-- START OF RECORDED INFORMATION --

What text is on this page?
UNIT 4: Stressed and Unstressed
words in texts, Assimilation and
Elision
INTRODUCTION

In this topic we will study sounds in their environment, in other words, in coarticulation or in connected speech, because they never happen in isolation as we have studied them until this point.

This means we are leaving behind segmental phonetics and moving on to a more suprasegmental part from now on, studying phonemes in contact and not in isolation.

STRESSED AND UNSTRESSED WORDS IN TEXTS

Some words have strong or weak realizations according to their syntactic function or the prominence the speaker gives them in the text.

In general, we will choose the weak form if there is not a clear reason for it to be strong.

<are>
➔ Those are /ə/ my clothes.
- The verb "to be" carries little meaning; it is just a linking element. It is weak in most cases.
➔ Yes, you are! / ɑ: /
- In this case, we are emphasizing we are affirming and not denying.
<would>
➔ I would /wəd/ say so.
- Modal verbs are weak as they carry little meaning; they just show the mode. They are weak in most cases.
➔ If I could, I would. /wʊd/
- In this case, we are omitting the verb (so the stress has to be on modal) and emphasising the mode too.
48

-- END OF RECORDED INFORMATION --

▸ **WHAT TO PRODUCE**
Repeat the data exactly. Leave nothing out.

▸ **WRITTEN RESPONSE**
What text is on this page?
UNIT 4: Stressed and Unstressed
words in texts, Assimilation and
Elision
INTRODUCTION

In this topic we will study sounds in their environment, in other words, in coarticulation or in connected speech, because they never happen in isolation as we have studied them until this point.

This means we are leaving behind segmental phonetics and moving on to a more suprasegmental part from now on, studying phonemes in contact and not in isolation.

STRESSED AND UNSTRESSED WORDS IN TEXTS

Some words have strong or weak realizations according to their syntactic function or the prominence the speaker gives them in the text.

In general, we will choose the weak form if there is not a clear reason for it to be strong.

<are>
➔ Those are /ə/ my clothes.
- The verb "to be" carries little meaning; it is just a linking element. It is weak in most cases.
➔ Yes, you are! / ɑ: /
- In this case, we are emphasizing we are affirming and not denying.
<would>
➔ I would /wəd/ say so.
- Modal verbs are weak as they carry little meaning; they just show the mode. They are weak in most cases.
➔ If I could, I would. /wʊd/
- In this case, we are omitting the verb (so the stress has to be on modal) and emphasising the mode too.
48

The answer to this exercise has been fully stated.